==== DATA ENTRIES

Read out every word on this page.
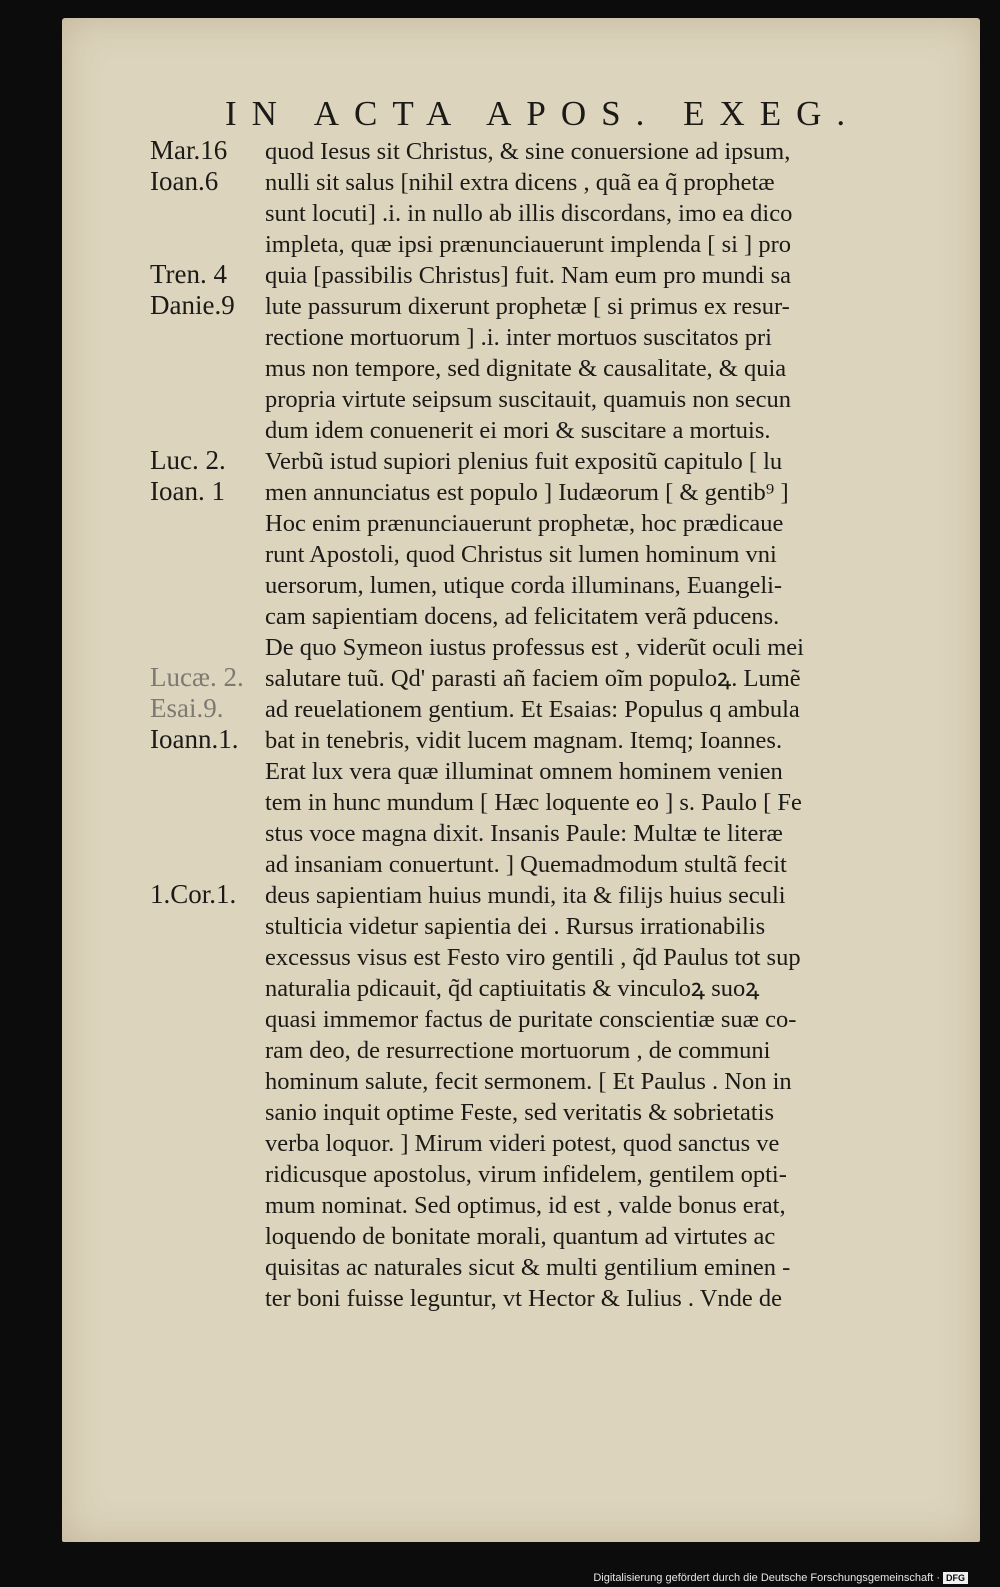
IN ACTA APOS. EXEG.
Mar.16
Ioan.6
Tren. 4
Danie.9
Luc. 2.
Ioan. 1
Lucæ. 2.
Esai.9.
Ioann.1.
1.Cor.1.
quod Iesus sit Christus, & sine conuersione ad ipsum,
nulli sit salus [nihil extra dicens , quã ea q̃ prophetæ
sunt locuti] .i. in nullo ab illis discordans, imo ea dico
impleta, quæ ipsi prænunciauerunt implenda [ si ] pro
quia [passibilis Christus] fuit. Nam eum pro mundi sa
lute passurum dixerunt prophetæ [ si primus ex resur-
rectione mortuorum ] .i. inter mortuos suscitatos pri
mus non tempore, sed dignitate & causalitate, & quia
propria virtute seipsum suscitauit, quamuis non secun
dum idem conuenerit ei mori & suscitare a mortuis.
Verbũ istud supiori plenius fuit expositũ capitulo [ lu
men annunciatus est populo ] Iudæorum [ & gentib⁹ ]
Hoc enim prænunciauerunt prophetæ, hoc prædicaue
runt Apostoli, quod Christus sit lumen hominum vni
uersorum, lumen, utique corda illuminans, Euangeli-
cam sapientiam docens, ad felicitatem verã pducens.
De quo Symeon iustus professus est , viderũt oculi mei
salutare tuũ. Qd' parasti añ faciem oĩm populoꝝ. Lumẽ
ad reuelationem gentium. Et Esaias: Populus q ambula
bat in tenebris, vidit lucem magnam. Itemq; Ioannes.
Erat lux vera quæ illuminat omnem hominem venien
tem in hunc mundum [ Hæc loquente eo ] s. Paulo [ Fe
stus voce magna dixit. Insanis Paule: Multæ te literæ
ad insaniam conuertunt. ] Quemadmodum stultã fecit
deus sapientiam huius mundi, ita & filijs huius seculi
stulticia videtur sapientia dei . Rursus irrationabilis
excessus visus est Festo viro gentili , q̃d Paulus tot sup
naturalia pdicauit, q̃d captiuitatis & vinculoꝝ suoꝝ
quasi immemor factus de puritate conscientiæ suæ co-
ram deo, de resurrectione mortuorum , de communi
hominum salute, fecit sermonem. [ Et Paulus . Non in
sanio inquit optime Feste, sed veritatis & sobrietatis
verba loquor. ] Mirum videri potest, quod sanctus ve
ridicusque apostolus, virum infidelem, gentilem opti-
mum nominat. Sed optimus, id est , valde bonus erat,
loquendo de bonitate morali, quantum ad virtutes ac
quisitas ac naturales sicut & multi gentilium eminen -
ter boni fuisse leguntur, vt Hector & Iulius . Vnde de
Digitalisierung gefördert durch die Deutsche Forschungsgemeinschaft · DFG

========

Pick out, from the lines above, every one that contains the string "fuit".

# REPLY TO THE EXERCISE
quia [passibilis Christus] fuit. Nam eum pro mundi sa
Verbũ istud supiori plenius fuit expositũ capitulo [ lu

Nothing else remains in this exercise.